The Colony suffered from economic fluctuations, but for the most part was prosperous, experiencing steady growth. With few external threats and strong trade links with the Empire, the Colony of Tasmania enjoyed many fruitful periods in the late nineteenth century, becoming a world-centre of shipbuilding. It raised a local defence force which eventually played a significant role in the Second Boer War in South Africa, and Tasmanian soldiers in that conflict won the first two Victoria Crosses won by Australians. Tasmanians voted in favour of federation with the largest majority of all the Australian colonies, and on 1 January 1901, the Colony of Tasmania, became the Australian state of Tasmania.

==History==

===Self-government===
A campaign for self-government in Van Diemen's Land had first begun in 1842. A growing resentment against penal transportation to the colony, and a lack of effective legislation led to agitators lobbying for better representation. On 31 October 1845 the 'Patriotic six' walked out of the Legislative Council, leaving it without a quorum, but by 23 March 1847 they had been restored. In 1849 the Australasian Anti-Transportation League was established in Launceston, and had soon established branches in the other Australian colonies. The Australian Republican Association (ARA) was founded at this time, but failed to gain much support.
▬▬▬▬▬▬
* _Instructions to follow_: Extend the passage on the history of the Colony of Tasmania, starting after its last sentence.
▬▬▬▬▬▬
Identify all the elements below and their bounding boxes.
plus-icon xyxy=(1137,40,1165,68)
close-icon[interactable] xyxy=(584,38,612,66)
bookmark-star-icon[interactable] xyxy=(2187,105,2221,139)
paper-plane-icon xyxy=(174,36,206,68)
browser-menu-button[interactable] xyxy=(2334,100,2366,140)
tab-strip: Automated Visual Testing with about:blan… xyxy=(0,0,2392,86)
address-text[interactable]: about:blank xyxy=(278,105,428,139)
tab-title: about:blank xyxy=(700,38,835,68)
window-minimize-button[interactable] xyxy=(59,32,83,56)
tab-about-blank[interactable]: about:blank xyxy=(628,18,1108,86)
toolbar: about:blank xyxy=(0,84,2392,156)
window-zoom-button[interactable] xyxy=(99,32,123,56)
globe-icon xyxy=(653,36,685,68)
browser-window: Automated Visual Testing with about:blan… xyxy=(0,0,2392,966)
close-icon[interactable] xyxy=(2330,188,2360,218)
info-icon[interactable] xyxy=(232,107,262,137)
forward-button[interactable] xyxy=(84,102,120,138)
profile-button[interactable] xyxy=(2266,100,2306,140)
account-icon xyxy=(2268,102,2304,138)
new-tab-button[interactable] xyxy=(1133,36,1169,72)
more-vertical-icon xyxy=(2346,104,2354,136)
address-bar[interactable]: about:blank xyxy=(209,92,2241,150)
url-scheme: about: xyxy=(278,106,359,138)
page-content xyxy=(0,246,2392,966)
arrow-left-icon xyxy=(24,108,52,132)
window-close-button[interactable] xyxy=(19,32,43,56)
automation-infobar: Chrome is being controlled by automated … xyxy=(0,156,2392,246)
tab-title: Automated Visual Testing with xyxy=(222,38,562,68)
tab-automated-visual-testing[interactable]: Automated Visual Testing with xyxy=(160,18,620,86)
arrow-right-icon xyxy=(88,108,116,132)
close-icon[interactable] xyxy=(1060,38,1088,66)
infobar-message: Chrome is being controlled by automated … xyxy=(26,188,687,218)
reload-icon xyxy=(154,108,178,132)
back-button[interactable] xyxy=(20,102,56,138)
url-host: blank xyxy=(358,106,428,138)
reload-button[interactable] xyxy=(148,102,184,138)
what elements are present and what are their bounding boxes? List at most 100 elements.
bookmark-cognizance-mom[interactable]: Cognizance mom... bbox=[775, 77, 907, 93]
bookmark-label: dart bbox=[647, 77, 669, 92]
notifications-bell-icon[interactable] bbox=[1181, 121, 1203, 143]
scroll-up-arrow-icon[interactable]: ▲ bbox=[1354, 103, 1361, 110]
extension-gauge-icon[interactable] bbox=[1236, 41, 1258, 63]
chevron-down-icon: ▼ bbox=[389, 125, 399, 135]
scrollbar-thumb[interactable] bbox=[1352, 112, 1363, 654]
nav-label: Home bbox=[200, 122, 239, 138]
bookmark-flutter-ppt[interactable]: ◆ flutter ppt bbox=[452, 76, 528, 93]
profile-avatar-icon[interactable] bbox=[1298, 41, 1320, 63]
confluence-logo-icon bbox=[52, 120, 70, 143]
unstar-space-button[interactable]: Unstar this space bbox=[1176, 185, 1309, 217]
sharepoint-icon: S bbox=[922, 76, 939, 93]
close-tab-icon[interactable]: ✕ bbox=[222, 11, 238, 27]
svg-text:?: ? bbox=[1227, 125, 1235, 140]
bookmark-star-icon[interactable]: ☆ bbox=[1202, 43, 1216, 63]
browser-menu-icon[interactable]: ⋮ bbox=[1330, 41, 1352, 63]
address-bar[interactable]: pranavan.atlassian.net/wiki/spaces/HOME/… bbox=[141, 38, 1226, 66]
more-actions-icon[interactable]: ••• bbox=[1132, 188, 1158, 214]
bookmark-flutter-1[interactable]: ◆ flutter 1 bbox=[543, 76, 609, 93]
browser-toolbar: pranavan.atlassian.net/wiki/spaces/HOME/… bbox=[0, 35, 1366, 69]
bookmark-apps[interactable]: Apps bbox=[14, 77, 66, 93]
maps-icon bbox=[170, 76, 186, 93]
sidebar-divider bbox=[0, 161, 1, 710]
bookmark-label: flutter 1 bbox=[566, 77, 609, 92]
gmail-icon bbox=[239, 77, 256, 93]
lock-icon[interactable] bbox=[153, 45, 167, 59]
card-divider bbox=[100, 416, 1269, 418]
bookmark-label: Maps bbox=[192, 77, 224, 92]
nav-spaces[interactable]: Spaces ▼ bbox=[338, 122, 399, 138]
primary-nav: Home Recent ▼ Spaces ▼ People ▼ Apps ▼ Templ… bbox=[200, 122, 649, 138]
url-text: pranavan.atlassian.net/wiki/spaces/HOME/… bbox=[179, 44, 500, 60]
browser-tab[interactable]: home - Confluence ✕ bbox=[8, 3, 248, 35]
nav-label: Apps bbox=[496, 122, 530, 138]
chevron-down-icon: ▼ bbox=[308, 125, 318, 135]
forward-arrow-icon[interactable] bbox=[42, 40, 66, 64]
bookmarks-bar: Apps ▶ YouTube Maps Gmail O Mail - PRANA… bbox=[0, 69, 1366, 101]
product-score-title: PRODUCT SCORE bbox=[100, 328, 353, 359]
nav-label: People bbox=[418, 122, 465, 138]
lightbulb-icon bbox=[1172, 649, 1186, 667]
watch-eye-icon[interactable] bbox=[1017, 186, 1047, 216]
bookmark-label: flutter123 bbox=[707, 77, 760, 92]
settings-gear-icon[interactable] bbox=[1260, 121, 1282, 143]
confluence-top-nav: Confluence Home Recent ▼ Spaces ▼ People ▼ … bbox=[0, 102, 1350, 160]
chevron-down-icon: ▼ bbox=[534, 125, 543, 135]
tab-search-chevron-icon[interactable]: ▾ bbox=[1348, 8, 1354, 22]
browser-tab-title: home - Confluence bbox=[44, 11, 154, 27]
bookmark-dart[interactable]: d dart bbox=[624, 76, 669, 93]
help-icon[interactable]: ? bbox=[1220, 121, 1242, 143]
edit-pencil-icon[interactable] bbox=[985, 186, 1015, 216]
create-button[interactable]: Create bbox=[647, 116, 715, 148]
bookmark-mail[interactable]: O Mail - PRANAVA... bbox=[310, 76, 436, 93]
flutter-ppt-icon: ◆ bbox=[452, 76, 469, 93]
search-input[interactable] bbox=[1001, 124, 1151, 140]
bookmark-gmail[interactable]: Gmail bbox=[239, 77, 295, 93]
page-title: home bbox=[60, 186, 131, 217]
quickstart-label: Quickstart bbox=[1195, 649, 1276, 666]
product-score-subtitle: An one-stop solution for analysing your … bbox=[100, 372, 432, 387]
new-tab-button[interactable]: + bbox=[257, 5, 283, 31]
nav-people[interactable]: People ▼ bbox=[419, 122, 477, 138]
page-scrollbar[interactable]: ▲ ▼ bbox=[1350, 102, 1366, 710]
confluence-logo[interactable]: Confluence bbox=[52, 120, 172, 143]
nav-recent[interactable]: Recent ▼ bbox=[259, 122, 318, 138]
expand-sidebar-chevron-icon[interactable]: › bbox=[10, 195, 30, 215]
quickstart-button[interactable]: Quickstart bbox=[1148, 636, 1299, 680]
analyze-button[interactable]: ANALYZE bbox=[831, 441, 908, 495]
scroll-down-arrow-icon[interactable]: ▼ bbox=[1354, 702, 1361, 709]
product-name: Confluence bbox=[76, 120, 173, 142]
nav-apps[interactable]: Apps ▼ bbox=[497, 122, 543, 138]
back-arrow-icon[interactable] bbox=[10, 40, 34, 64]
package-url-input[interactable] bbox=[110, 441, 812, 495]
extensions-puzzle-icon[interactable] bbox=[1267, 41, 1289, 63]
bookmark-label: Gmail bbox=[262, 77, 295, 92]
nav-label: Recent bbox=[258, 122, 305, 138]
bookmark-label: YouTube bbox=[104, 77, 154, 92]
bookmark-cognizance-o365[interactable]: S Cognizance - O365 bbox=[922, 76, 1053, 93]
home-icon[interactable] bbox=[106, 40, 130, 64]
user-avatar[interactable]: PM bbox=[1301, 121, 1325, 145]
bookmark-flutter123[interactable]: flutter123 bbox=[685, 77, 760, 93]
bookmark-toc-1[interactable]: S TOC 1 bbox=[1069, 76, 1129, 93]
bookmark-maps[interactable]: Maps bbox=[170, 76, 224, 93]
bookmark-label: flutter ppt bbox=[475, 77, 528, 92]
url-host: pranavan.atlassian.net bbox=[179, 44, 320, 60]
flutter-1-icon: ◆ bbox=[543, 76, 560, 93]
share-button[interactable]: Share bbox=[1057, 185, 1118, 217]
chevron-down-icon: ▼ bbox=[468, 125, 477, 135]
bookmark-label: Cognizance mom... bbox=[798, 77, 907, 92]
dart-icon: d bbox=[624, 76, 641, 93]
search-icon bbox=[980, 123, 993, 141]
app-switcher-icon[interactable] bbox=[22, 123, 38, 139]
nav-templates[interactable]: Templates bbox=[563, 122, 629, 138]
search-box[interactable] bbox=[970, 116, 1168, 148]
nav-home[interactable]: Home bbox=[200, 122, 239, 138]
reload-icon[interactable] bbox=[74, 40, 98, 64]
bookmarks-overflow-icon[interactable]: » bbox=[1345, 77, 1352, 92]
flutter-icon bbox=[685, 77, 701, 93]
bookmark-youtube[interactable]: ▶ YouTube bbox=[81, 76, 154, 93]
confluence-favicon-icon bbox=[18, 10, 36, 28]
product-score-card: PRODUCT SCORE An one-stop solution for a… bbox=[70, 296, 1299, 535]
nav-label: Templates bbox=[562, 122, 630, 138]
▬▬▬▬▬▬
* _Answer to this task_:
On 5 August 1850, the Parliament of the United Kingdom passed the Australian Constitutions Act, granting the right of legislative power to the Australian colonies, and called for a 'blended' council, which was to be part nominated and part elected. The formerly appointed Tasmanian Legislative Council held its first popular elections 21 October 1851, and the newly elected members joined their appointed colleagues for the first time on 30 December 1851. On 19 August 1853 the Legislative Council appointed a select committee to draft a constitution, which was passed by the Council on 31 October 1855. By January 1855, the first Governor of Tasmania, Sir Henry Fox Young had been appointed. The constitution, calling for a new bicameral parliament received royal assent from Queen Victoria on 1 May 1855. On 21 July 1855, the Privy Council granted the application to change the colony's name from "Van Diemen's Land" to "Tasmania", and on 24 October 1855, a tumultuous crowd gathered in Hobart to hear that the Tasmanian Constitution Act had been granted royal assent. On 8 February 1856, the old Legislative Council met for the last time, and between September and October, elections were held across the state for the new Tasmanian Legislative Council, and Tasmanian House of Assembly.

On 1 November 1856, Governor Sir Henry Fox Young proclaimed former British Army officer, William Champ as the first Premier of Tasmania, and the new bicameral parliament met for the first time on 2 December 1856, marking the beginning of self-government for the Colony of Tasmania.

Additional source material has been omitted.